### WHAT YOU NEED TO DO
Your task is to copy each line that has the word "Parse".

MATERIAL SHOWN start

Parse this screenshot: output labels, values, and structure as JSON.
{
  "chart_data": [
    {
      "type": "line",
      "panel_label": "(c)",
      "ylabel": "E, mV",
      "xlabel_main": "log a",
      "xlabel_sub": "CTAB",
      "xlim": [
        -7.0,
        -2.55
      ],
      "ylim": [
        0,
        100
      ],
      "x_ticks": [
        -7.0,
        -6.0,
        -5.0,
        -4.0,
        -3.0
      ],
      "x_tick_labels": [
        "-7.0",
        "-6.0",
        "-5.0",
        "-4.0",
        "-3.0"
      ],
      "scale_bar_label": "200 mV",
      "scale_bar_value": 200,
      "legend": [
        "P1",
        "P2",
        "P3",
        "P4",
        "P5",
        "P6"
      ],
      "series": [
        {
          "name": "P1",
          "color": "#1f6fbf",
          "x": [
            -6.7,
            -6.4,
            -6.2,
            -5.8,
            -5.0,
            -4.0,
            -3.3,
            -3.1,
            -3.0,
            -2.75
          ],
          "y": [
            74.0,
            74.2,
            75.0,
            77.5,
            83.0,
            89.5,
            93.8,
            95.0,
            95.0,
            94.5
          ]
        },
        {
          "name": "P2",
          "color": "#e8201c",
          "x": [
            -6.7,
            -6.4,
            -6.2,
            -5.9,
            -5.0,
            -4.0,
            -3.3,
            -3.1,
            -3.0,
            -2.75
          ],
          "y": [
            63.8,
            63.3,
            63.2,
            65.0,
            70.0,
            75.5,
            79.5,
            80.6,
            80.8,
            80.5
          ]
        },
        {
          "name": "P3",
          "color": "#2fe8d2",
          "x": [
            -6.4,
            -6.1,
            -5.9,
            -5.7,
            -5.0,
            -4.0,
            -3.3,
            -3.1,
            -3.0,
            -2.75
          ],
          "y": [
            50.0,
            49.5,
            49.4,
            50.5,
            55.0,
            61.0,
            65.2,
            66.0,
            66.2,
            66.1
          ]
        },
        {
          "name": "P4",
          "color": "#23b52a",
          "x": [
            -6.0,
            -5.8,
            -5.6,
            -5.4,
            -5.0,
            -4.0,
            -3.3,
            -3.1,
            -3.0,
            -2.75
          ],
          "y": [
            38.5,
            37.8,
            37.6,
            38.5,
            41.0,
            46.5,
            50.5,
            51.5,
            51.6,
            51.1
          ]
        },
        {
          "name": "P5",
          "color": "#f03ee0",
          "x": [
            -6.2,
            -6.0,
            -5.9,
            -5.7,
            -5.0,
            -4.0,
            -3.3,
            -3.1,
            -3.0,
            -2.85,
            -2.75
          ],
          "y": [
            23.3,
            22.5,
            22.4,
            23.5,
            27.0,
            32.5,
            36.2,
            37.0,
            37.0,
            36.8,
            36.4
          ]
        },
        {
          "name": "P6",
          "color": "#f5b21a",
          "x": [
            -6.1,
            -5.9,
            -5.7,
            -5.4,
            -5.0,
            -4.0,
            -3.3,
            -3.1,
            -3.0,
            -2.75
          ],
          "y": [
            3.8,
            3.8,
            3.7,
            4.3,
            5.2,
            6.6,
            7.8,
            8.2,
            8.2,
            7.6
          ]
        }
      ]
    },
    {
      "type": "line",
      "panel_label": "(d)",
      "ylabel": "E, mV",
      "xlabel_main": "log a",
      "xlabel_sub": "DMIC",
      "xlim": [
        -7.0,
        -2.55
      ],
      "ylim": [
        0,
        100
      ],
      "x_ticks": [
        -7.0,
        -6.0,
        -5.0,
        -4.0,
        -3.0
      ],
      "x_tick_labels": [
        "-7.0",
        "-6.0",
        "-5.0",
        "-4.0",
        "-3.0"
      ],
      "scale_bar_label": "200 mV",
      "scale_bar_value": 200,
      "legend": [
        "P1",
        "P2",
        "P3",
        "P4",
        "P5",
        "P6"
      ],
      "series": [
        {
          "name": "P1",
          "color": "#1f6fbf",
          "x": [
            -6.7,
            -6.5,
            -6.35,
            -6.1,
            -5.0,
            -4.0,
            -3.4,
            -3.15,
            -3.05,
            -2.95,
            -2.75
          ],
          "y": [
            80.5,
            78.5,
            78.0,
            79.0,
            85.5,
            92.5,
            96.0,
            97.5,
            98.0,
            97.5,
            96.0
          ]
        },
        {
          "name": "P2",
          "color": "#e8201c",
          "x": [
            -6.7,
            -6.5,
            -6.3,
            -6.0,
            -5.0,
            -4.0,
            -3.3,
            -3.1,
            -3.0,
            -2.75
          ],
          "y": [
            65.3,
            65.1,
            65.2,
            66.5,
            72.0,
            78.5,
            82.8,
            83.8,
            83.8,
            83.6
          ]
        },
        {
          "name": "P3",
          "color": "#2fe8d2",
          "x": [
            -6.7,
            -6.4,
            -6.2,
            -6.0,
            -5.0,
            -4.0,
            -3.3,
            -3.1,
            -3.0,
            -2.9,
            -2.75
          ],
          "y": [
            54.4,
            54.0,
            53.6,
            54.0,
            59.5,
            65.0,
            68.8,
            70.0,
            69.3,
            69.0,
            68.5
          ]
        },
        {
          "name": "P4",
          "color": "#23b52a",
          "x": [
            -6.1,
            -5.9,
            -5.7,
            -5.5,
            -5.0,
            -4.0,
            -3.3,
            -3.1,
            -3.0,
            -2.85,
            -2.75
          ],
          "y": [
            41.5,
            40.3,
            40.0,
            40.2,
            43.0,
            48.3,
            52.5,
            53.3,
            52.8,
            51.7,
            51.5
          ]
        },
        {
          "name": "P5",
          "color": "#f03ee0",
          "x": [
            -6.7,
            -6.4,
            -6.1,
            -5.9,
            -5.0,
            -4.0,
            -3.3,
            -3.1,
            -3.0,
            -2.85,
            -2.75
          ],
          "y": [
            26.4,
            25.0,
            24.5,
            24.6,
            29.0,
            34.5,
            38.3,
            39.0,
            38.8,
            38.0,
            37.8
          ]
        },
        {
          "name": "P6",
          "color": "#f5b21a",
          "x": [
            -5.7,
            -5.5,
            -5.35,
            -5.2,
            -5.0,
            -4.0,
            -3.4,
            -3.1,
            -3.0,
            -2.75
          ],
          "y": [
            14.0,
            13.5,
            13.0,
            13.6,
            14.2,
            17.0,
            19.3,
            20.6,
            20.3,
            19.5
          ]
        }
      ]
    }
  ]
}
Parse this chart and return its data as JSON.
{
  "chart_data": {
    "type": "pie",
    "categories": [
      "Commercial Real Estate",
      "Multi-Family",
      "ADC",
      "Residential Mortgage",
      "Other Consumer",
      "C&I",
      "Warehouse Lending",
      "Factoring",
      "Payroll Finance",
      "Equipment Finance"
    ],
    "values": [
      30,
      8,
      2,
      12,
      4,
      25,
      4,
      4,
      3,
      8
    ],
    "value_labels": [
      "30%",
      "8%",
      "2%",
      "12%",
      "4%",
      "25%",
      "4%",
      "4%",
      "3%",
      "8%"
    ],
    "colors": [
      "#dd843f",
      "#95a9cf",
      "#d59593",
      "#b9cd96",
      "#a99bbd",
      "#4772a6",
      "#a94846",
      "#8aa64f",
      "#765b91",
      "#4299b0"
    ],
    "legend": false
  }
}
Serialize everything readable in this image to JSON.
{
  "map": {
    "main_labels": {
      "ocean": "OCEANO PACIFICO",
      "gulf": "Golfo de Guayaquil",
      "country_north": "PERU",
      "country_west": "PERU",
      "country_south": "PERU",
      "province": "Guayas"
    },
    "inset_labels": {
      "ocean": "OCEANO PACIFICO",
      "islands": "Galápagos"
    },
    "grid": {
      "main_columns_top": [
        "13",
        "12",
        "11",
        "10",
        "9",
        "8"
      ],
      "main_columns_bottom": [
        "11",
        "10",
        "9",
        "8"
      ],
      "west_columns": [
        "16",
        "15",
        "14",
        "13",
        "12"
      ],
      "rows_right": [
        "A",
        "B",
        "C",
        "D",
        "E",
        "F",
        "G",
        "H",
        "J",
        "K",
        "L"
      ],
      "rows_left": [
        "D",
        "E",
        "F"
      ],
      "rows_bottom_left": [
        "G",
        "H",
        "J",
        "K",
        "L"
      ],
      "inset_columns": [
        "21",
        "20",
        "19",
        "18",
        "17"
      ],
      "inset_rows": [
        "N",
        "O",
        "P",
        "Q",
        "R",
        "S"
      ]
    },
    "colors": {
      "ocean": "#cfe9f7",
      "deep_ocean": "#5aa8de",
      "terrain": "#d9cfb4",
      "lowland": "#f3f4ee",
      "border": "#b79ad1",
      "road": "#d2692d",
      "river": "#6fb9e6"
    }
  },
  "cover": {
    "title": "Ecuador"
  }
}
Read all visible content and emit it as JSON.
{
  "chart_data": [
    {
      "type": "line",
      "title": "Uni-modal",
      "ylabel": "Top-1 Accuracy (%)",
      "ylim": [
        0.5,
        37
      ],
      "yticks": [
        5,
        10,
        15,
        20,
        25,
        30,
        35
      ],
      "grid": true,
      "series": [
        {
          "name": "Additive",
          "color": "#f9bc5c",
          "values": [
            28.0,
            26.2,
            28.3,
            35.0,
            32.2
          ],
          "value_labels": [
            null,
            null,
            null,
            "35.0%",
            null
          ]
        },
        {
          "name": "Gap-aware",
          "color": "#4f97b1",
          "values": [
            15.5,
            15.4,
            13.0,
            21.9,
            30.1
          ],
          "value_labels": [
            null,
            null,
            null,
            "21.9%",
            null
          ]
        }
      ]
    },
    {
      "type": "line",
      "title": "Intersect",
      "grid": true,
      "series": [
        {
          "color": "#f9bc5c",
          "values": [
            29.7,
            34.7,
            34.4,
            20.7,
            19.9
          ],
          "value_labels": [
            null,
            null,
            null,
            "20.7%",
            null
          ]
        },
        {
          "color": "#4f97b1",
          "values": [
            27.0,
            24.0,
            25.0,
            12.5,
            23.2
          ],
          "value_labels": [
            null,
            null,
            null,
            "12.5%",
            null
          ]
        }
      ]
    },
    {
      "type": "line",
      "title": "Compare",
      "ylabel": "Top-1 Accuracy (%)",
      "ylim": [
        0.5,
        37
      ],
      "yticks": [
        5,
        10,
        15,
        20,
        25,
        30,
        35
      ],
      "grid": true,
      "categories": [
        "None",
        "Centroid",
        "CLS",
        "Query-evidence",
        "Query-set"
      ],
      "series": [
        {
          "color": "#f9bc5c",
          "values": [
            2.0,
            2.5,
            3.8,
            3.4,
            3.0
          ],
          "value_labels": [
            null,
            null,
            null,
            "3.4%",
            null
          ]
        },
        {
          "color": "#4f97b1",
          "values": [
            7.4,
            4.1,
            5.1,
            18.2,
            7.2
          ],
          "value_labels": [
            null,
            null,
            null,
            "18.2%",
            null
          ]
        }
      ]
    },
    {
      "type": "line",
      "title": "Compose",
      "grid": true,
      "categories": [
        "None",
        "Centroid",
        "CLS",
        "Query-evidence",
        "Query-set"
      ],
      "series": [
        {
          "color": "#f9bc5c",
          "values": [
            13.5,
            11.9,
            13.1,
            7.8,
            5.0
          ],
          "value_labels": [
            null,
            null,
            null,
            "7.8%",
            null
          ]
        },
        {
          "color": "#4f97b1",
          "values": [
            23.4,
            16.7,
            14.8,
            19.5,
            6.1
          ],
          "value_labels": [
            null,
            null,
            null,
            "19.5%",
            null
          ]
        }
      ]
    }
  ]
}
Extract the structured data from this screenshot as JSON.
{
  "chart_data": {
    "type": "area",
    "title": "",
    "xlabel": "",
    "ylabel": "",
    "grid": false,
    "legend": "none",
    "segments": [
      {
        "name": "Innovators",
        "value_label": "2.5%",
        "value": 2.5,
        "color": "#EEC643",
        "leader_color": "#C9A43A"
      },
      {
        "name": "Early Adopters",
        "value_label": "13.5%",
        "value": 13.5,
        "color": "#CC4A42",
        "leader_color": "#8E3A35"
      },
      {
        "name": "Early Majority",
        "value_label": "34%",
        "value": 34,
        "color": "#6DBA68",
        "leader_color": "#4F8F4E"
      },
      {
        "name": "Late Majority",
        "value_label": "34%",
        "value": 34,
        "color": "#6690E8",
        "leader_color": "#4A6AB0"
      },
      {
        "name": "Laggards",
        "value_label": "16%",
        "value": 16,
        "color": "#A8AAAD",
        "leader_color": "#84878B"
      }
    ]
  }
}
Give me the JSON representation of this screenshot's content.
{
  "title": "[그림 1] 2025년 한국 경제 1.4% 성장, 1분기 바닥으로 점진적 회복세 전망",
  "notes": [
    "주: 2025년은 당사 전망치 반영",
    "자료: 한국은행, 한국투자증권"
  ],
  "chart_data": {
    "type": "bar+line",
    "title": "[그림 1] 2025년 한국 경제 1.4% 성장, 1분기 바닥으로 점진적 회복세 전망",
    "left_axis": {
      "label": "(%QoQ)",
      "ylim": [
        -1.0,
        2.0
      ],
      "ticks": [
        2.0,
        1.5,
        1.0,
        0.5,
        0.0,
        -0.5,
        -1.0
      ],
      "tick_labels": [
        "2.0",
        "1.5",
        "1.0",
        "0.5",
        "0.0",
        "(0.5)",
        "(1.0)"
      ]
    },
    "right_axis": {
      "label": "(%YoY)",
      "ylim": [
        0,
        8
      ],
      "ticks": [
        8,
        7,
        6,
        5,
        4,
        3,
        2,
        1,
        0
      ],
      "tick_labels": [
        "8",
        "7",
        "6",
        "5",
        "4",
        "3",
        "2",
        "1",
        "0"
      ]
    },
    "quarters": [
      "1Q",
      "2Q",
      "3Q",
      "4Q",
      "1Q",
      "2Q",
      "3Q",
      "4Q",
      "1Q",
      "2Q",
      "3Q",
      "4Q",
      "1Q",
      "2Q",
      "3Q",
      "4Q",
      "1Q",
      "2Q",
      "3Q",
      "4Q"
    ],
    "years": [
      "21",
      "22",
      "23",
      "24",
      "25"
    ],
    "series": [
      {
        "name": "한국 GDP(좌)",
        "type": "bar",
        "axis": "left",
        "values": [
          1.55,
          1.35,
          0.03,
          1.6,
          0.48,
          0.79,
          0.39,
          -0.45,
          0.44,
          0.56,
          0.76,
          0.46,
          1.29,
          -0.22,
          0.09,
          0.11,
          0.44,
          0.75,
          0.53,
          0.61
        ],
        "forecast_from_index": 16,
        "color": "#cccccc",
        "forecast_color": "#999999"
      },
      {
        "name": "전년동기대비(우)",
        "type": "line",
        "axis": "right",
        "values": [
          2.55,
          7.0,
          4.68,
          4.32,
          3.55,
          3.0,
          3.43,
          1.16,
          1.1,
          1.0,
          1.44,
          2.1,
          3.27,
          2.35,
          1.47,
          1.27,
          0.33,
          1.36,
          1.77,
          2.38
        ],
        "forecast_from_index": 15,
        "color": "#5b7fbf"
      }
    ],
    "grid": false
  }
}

MATERIAL SHOWN end

### EXERCISE RESULT
Parse this screenshot: output labels, values, and structure as JSON.
Parse this chart and return its data as JSON.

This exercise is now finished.